**Records for this task**
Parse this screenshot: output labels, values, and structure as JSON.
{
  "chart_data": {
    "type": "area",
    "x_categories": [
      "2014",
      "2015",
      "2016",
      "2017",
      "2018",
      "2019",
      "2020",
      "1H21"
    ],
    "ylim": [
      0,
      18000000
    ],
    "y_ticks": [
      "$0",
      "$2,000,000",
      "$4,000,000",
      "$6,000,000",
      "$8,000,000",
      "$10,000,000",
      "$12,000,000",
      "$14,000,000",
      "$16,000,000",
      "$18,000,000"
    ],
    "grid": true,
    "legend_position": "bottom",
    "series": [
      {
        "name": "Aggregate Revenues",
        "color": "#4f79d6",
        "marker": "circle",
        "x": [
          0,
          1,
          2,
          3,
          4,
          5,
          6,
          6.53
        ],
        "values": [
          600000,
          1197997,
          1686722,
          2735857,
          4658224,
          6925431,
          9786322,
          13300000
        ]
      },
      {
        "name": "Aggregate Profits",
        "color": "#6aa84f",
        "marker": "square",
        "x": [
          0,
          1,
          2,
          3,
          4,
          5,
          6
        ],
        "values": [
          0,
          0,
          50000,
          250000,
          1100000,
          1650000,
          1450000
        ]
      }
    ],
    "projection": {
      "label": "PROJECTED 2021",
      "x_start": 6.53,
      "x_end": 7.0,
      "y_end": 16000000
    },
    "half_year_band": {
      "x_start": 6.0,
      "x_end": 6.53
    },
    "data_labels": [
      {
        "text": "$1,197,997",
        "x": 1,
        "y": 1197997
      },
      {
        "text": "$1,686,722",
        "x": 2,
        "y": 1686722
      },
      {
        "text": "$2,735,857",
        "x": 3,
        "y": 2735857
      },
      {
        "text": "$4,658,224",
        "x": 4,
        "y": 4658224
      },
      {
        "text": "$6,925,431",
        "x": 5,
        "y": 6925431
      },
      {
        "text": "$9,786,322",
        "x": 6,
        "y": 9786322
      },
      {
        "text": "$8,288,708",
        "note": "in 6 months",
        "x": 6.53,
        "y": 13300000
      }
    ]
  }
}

--

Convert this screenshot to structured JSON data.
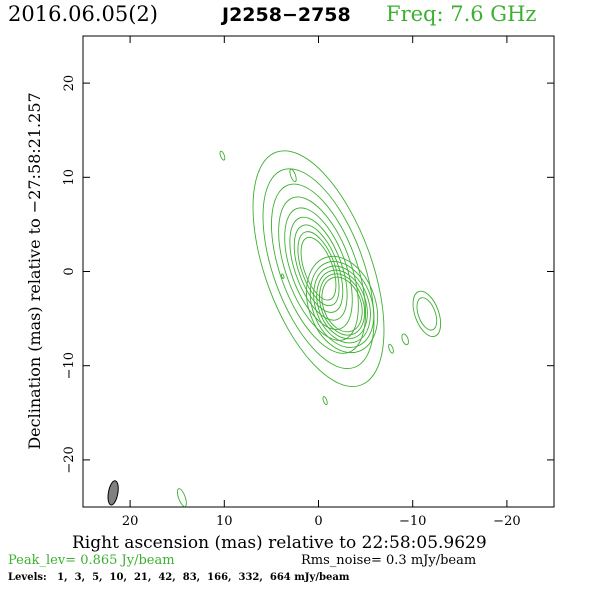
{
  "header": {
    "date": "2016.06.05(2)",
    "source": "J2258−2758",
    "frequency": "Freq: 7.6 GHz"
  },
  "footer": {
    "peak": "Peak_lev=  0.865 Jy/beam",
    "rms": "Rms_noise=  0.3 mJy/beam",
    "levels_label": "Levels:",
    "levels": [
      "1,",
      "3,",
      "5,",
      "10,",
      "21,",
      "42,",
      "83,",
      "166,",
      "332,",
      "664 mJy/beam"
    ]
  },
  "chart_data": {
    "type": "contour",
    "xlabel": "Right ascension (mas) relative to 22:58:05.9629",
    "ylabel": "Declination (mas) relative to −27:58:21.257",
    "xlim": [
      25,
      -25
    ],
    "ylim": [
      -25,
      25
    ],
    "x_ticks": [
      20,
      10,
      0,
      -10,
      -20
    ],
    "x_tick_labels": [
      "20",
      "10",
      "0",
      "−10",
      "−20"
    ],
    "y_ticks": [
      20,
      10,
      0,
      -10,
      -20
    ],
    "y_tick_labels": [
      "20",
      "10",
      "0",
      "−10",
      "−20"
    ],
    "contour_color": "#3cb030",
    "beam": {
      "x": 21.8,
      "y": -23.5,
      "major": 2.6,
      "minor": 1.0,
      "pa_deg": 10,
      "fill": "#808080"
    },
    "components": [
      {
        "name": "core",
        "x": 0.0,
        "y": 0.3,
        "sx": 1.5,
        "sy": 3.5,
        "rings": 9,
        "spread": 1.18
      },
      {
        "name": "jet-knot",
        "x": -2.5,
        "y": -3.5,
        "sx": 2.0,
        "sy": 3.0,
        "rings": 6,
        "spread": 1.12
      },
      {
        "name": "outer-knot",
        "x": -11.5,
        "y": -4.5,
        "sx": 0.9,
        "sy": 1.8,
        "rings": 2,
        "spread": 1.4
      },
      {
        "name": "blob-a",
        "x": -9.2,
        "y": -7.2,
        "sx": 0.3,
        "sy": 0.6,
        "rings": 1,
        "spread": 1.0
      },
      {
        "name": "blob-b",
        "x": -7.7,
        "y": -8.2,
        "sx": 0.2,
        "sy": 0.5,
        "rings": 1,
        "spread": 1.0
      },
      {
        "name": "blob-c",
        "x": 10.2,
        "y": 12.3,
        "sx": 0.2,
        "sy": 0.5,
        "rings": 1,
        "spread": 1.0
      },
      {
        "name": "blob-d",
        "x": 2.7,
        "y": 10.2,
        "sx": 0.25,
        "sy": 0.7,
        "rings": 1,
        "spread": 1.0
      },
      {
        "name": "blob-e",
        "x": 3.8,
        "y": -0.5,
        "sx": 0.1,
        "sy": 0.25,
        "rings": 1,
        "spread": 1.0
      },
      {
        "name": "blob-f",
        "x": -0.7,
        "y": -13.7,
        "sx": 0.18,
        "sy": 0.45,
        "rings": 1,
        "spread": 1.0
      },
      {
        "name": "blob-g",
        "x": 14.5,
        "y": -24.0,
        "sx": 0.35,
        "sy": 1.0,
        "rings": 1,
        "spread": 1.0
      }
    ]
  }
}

**Objective**
Using the records above, find and show each line with the string "JSON".

**Response**
Parse this screenshot: output labels, values, and structure as JSON.
Convert this screenshot to structured JSON data.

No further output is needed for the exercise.